(INSTRUCTION) Count the lines in the records below that contain the word "CORRECT", and reply with only that number.

* start STORED ROWS *

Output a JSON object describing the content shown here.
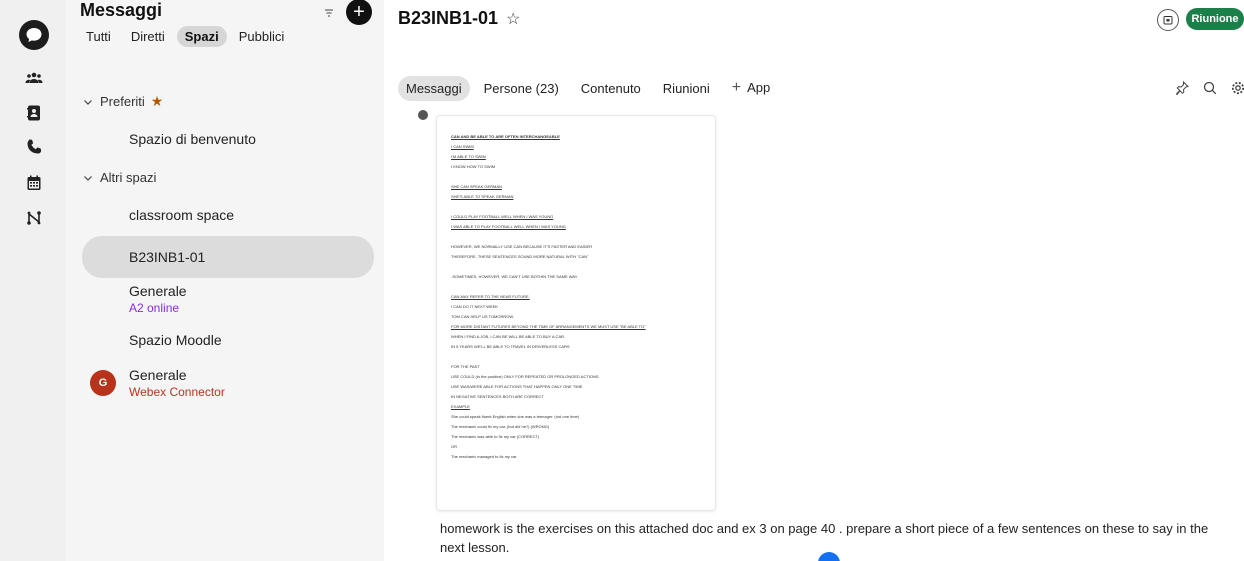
{
  "sidebar": {
    "title": "Messaggi",
    "tabs": [
      {
        "label": "Tutti"
      },
      {
        "label": "Diretti"
      },
      {
        "label": "Spazi"
      },
      {
        "label": "Pubblici"
      }
    ],
    "favorites_label": "Preferiti",
    "other_label": "Altri spazi",
    "items": [
      {
        "name": "Spazio di benvenuto"
      },
      {
        "name": "classroom space"
      },
      {
        "name": "B23INB1-01"
      },
      {
        "name": "Generale",
        "sub": "A2 online"
      },
      {
        "name": "Spazio Moodle"
      },
      {
        "name": "Generale",
        "sub": "Webex Connector",
        "avatar": "G"
      }
    ]
  },
  "header": {
    "title": "B23INB1-01",
    "meeting_label": "Riunione"
  },
  "tabs": [
    {
      "label": "Messaggi"
    },
    {
      "label": "Persone (23)"
    },
    {
      "label": "Contenuto"
    },
    {
      "label": "Riunioni"
    },
    {
      "label": "App"
    }
  ],
  "document": {
    "lines": [
      {
        "t": "CAN AND BE ABLE TO ARE OFTEN INTERCHANGEABLE",
        "s": "ub"
      },
      {
        "t": "I CAN SWIM",
        "s": "u"
      },
      {
        "t": "I'M ABLE TO SWIM",
        "s": "u"
      },
      {
        "t": "I KNOW HOW TO SWIM",
        "s": ""
      },
      {
        "t": "",
        "s": "gap"
      },
      {
        "t": "SHE CAN SPEAK GERMAN",
        "s": "u"
      },
      {
        "t": "SHE'S ABLE TO SPEAK GERMAN",
        "s": "u"
      },
      {
        "t": "",
        "s": "gap"
      },
      {
        "t": "I COULD PLAY FOOTBALL WELL WHEN I WAS YOUNG",
        "s": "u"
      },
      {
        "t": "I WAS ABLE TO PLAY FOOTBALL WELL WHEN I WAS YOUNG",
        "s": "u"
      },
      {
        "t": "",
        "s": "gap"
      },
      {
        "t": "HOWEVER, WE NORMALLY USE CAN BECAUSE IT'S FASTER AND EASIER",
        "s": ""
      },
      {
        "t": "THEREFORE, THESE SENTENCES SOUND MORE NATURAL WITH \"CAN\"",
        "s": ""
      },
      {
        "t": "",
        "s": "gap"
      },
      {
        "t": "-SOMETIMES, HOWEVER, WE CAN'T USE BOTHIN THE SAME WAY",
        "s": ""
      },
      {
        "t": "",
        "s": "gap"
      },
      {
        "t": "CAN MAY REFER TO THE NEAR FUTURE.",
        "s": "u"
      },
      {
        "t": "I CAN DO IT NEXT WEEK",
        "s": ""
      },
      {
        "t": "TOM CAN HELP US TOMORROW.",
        "s": ""
      },
      {
        "t": "FOR MORE DISTANT FUTURES BEYOND THE TIME OF ARRANGEMENTS WE MUST USE \"BE ABLE TO\"",
        "s": "u"
      },
      {
        "t": "WHEN I FIND A JOB, I CAN BE WILL BE ABLE TO BUY A CAR.",
        "s": ""
      },
      {
        "t": "IN 5 YEARS WE'LL BE ABLE TO TRAVEL IN DRIVERLESS CARS",
        "s": ""
      },
      {
        "t": "",
        "s": "gap"
      },
      {
        "t": "FOR THE PAST",
        "s": ""
      },
      {
        "t": "USE COULD (in the positive) ONLY FOR REPEATED OR PROLONGED ACTIONS",
        "s": ""
      },
      {
        "t": "USE WAS/WERE ABLE FOR ACTIONS THAT HAPPEN ONLY ONE TIME",
        "s": ""
      },
      {
        "t": "IN NEGATIVE SENTENCES BOTH ARE CORRECT",
        "s": ""
      },
      {
        "t": "EXAMPLE",
        "s": "u"
      },
      {
        "t": "She could speak fluent English when she was a teenager. (not one time)",
        "s": ""
      },
      {
        "t": "The mechanic could fix my car. (but did he?) (WRONG)",
        "s": ""
      },
      {
        "t": "The mechanic was able to fix my car (CORRECT)",
        "s": ""
      },
      {
        "t": "OR",
        "s": ""
      },
      {
        "t": "The mechanic managed to fix my car",
        "s": ""
      }
    ]
  },
  "message": {
    "text": "homework is the exercises on this attached doc and ex 3 on page 40 . prepare a short piece of a few sentences on these to say in the next lesson."
  },
  "colors": {
    "accent_green": "#1a7f48",
    "favorite_star": "#b25a00",
    "sub_purple": "#8a2be2",
    "sub_red": "#b8331c",
    "avatar_red": "#b8331c"
  },
  "icons": {
    "rail": [
      "chat-bubble-icon",
      "teams-icon",
      "contacts-icon",
      "phone-icon",
      "calendar-icon",
      "workflow-icon"
    ]
  }
}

* end STORED ROWS *

(OUTPUT) 2